TASK REQUIREMENTS -> Every entry needs to be printed exactly, please.

RECORDS SUPPLIED ->
○ ○ ○

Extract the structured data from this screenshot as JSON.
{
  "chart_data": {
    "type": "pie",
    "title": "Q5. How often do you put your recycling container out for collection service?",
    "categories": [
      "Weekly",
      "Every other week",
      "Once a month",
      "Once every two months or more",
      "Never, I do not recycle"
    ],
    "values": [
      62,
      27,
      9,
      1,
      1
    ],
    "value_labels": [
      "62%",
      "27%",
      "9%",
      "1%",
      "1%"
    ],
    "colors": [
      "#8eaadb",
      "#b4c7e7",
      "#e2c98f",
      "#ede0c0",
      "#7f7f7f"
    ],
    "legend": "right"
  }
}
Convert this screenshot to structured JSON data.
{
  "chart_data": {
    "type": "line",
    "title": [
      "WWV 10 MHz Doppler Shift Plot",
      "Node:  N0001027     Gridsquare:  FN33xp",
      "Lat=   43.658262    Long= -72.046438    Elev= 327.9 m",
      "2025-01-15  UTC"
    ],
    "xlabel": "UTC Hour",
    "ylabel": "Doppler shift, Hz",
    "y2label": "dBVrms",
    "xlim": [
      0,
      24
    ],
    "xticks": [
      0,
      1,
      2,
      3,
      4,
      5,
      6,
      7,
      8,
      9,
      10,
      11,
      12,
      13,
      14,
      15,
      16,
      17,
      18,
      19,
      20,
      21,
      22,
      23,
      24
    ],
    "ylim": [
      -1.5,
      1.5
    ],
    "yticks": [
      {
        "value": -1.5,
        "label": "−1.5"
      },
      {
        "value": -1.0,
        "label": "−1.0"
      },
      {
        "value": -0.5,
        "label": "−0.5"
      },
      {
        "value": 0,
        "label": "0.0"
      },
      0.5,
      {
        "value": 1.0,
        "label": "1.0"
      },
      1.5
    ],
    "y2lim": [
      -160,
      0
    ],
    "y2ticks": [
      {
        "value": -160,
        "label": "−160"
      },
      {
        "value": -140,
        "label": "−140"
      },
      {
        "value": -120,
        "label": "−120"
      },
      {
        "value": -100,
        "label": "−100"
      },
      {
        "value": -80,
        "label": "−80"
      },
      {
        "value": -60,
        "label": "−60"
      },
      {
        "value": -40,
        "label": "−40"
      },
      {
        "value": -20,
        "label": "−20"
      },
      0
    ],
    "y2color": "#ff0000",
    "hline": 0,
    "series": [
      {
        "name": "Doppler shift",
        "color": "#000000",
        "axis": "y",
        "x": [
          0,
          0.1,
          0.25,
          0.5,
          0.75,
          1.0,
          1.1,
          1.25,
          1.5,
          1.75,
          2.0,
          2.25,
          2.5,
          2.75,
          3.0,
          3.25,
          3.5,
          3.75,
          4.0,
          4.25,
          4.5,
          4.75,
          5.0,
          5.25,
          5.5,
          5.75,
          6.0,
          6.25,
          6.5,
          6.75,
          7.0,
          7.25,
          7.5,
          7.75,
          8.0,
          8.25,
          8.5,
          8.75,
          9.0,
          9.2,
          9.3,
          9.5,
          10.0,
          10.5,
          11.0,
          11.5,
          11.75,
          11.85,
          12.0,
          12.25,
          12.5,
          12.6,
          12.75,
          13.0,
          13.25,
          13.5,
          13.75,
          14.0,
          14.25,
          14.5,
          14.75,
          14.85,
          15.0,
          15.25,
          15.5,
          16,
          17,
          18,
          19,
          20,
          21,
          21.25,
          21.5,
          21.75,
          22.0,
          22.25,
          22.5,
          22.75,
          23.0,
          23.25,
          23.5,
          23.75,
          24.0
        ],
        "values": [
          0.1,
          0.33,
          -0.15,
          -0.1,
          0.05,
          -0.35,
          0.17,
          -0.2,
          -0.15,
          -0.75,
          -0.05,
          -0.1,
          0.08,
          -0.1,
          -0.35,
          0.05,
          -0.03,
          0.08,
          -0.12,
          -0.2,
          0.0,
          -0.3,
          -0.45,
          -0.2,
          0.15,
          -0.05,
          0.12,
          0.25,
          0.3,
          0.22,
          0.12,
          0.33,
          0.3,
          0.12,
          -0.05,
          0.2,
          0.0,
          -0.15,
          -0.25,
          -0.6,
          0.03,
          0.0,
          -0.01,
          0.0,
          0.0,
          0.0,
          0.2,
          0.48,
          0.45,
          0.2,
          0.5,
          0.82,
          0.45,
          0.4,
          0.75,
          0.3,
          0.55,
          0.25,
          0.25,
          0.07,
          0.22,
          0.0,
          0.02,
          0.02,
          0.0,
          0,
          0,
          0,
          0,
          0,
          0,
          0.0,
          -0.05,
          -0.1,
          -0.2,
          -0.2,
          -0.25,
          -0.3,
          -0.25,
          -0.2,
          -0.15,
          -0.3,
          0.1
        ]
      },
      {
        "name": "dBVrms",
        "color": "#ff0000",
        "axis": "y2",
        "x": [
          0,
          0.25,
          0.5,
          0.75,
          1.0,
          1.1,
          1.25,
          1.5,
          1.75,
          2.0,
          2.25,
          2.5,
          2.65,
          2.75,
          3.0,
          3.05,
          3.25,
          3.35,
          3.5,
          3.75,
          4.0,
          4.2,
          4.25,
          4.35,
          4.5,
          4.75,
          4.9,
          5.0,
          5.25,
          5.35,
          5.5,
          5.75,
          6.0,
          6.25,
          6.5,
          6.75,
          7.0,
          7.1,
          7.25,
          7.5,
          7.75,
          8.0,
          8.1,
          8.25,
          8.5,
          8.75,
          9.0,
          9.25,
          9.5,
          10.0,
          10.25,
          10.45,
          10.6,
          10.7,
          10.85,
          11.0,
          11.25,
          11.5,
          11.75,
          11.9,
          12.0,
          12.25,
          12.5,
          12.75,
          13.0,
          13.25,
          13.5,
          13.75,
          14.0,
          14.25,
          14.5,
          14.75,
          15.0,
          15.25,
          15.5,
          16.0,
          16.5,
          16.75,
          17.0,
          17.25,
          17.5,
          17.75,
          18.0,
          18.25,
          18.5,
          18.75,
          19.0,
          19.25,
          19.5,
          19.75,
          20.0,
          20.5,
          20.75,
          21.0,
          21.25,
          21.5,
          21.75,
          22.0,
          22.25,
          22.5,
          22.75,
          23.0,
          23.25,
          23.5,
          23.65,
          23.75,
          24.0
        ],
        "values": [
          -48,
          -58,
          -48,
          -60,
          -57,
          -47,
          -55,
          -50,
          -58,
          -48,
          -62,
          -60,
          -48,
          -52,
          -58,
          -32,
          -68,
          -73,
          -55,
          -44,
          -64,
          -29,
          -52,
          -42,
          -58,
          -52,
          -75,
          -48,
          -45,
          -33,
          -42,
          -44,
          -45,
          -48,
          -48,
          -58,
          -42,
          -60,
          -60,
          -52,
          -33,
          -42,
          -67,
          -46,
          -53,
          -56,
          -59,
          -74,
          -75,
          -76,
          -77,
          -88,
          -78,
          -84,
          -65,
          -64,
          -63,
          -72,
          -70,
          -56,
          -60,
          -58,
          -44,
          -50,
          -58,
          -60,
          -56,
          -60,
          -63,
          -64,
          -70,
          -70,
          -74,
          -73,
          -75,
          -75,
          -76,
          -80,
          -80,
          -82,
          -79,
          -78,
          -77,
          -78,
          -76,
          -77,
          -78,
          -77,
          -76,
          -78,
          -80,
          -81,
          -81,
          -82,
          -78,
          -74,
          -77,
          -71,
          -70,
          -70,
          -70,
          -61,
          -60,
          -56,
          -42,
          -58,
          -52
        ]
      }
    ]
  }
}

○ ○ ○

ANSWER FOR THE TASK ->
Extract the structured data from this screenshot as JSON.
{
  "chart_data": {
    "type": "pie",
    "title": "Q5. How often do you put your recycling container out for collection service?",
    "categories": [
      "Weekly",
      "Every other week",
      "Once a month",
      "Once every two months or more",
      "Never, I do not recycle"
    ],
    "values": [
      62,
      27,
      9,
      1,
      1
    ],
    "value_labels": [
      "62%",
      "27%",
      "9%",
      "1%",
      "1%"
    ],
    "colors": [
      "#8eaadb",
      "#b4c7e7",
      "#e2c98f",
      "#ede0c0",
      "#7f7f7f"
    ],
    "legend": "right"
  }
}
Convert this screenshot to structured JSON data.
{
  "chart_data": {
    "type": "line",
    "title": [
      "WWV 10 MHz Doppler Shift Plot",
      "Node:  N0001027     Gridsquare:  FN33xp",
      "Lat=   43.658262    Long= -72.046438    Elev= 327.9 m",
      "2025-01-15  UTC"
    ],
    "xlabel": "UTC Hour",
    "ylabel": "Doppler shift, Hz",
    "y2label": "dBVrms",
    "xlim": [
      0,
      24
    ],
    "xticks": [
      0,
      1,
      2,
      3,
      4,
      5,
      6,
      7,
      8,
      9,
      10,
      11,
      12,
      13,
      14,
      15,
      16,
      17,
      18,
      19,
      20,
      21,
      22,
      23,
      24
    ],
    "ylim": [
      -1.5,
      1.5
    ],
    "yticks": [
      {
        "value": -1.5,
        "label": "−1.5"
      },
      {
        "value": -1.0,
        "label": "−1.0"
      },
      {
        "value": -0.5,
        "label": "−0.5"
      },
      {
        "value": 0,
        "label": "0.0"
      },
      0.5,
      {
        "value": 1.0,
        "label": "1.0"
      },
      1.5
    ],
    "y2lim": [
      -160,
      0
    ],
    "y2ticks": [
      {
        "value": -160,
        "label": "−160"
      },
      {
        "value": -140,
        "label": "−140"
      },
      {
        "value": -120,
        "label": "−120"
      },
      {
        "value": -100,
        "label": "−100"
      },
      {
        "value": -80,
        "label": "−80"
      },
      {
        "value": -60,
        "label": "−60"
      },
      {
        "value": -40,
        "label": "−40"
      },
      {
        "value": -20,
        "label": "−20"
      },
      0
    ],
    "y2color": "#ff0000",
    "hline": 0,
    "series": [
      {
        "name": "Doppler shift",
        "color": "#000000",
        "axis": "y",
        "x": [
          0,
          0.1,
          0.25,
          0.5,
          0.75,
          1.0,
          1.1,
          1.25,
          1.5,
          1.75,
          2.0,
          2.25,
          2.5,
          2.75,
          3.0,
          3.25,
          3.5,
          3.75,
          4.0,
          4.25,
          4.5,
          4.75,
          5.0,
          5.25,
          5.5,
          5.75,
          6.0,
          6.25,
          6.5,
          6.75,
          7.0,
          7.25,
          7.5,
          7.75,
          8.0,
          8.25,
          8.5,
          8.75,
          9.0,
          9.2,
          9.3,
          9.5,
          10.0,
          10.5,
          11.0,
          11.5,
          11.75,
          11.85,
          12.0,
          12.25,
          12.5,
          12.6,
          12.75,
          13.0,
          13.25,
          13.5,
          13.75,
          14.0,
          14.25,
          14.5,
          14.75,
          14.85,
          15.0,
          15.25,
          15.5,
          16,
          17,
          18,
          19,
          20,
          21,
          21.25,
          21.5,
          21.75,
          22.0,
          22.25,
          22.5,
          22.75,
          23.0,
          23.25,
          23.5,
          23.75,
          24.0
        ],
        "values": [
          0.1,
          0.33,
          -0.15,
          -0.1,
          0.05,
          -0.35,
          0.17,
          -0.2,
          -0.15,
          -0.75,
          -0.05,
          -0.1,
          0.08,
          -0.1,
          -0.35,
          0.05,
          -0.03,
          0.08,
          -0.12,
          -0.2,
          0.0,
          -0.3,
          -0.45,
          -0.2,
          0.15,
          -0.05,
          0.12,
          0.25,
          0.3,
          0.22,
          0.12,
          0.33,
          0.3,
          0.12,
          -0.05,
          0.2,
          0.0,
          -0.15,
          -0.25,
          -0.6,
          0.03,
          0.0,
          -0.01,
          0.0,
          0.0,
          0.0,
          0.2,
          0.48,
          0.45,
          0.2,
          0.5,
          0.82,
          0.45,
          0.4,
          0.75,
          0.3,
          0.55,
          0.25,
          0.25,
          0.07,
          0.22,
          0.0,
          0.02,
          0.02,
          0.0,
          0,
          0,
          0,
          0,
          0,
          0,
          0.0,
          -0.05,
          -0.1,
          -0.2,
          -0.2,
          -0.25,
          -0.3,
          -0.25,
          -0.2,
          -0.15,
          -0.3,
          0.1
        ]
      },
      {
        "name": "dBVrms",
        "color": "#ff0000",
        "axis": "y2",
        "x": [
          0,
          0.25,
          0.5,
          0.75,
          1.0,
          1.1,
          1.25,
          1.5,
          1.75,
          2.0,
          2.25,
          2.5,
          2.65,
          2.75,
          3.0,
          3.05,
          3.25,
          3.35,
          3.5,
          3.75,
          4.0,
          4.2,
          4.25,
          4.35,
          4.5,
          4.75,
          4.9,
          5.0,
          5.25,
          5.35,
          5.5,
          5.75,
          6.0,
          6.25,
          6.5,
          6.75,
          7.0,
          7.1,
          7.25,
          7.5,
          7.75,
          8.0,
          8.1,
          8.25,
          8.5,
          8.75,
          9.0,
          9.25,
          9.5,
          10.0,
          10.25,
          10.45,
          10.6,
          10.7,
          10.85,
          11.0,
          11.25,
          11.5,
          11.75,
          11.9,
          12.0,
          12.25,
          12.5,
          12.75,
          13.0,
          13.25,
          13.5,
          13.75,
          14.0,
          14.25,
          14.5,
          14.75,
          15.0,
          15.25,
          15.5,
          16.0,
          16.5,
          16.75,
          17.0,
          17.25,
          17.5,
          17.75,
          18.0,
          18.25,
          18.5,
          18.75,
          19.0,
          19.25,
          19.5,
          19.75,
          20.0,
          20.5,
          20.75,
          21.0,
          21.25,
          21.5,
          21.75,
          22.0,
          22.25,
          22.5,
          22.75,
          23.0,
          23.25,
          23.5,
          23.65,
          23.75,
          24.0
        ],
        "values": [
          -48,
          -58,
          -48,
          -60,
          -57,
          -47,
          -55,
          -50,
          -58,
          -48,
          -62,
          -60,
          -48,
          -52,
          -58,
          -32,
          -68,
          -73,
          -55,
          -44,
          -64,
          -29,
          -52,
          -42,
          -58,
          -52,
          -75,
          -48,
          -45,
          -33,
          -42,
          -44,
          -45,
          -48,
          -48,
          -58,
          -42,
          -60,
          -60,
          -52,
          -33,
          -42,
          -67,
          -46,
          -53,
          -56,
          -59,
          -74,
          -75,
          -76,
          -77,
          -88,
          -78,
          -84,
          -65,
          -64,
          -63,
          -72,
          -70,
          -56,
          -60,
          -58,
          -44,
          -50,
          -58,
          -60,
          -56,
          -60,
          -63,
          -64,
          -70,
          -70,
          -74,
          -73,
          -75,
          -75,
          -76,
          -80,
          -80,
          -82,
          -79,
          -78,
          -77,
          -78,
          -76,
          -77,
          -78,
          -77,
          -76,
          -78,
          -80,
          -81,
          -81,
          -82,
          -78,
          -74,
          -77,
          -71,
          -70,
          -70,
          -70,
          -61,
          -60,
          -56,
          -42,
          -58,
          -52
        ]
      }
    ]
  }
}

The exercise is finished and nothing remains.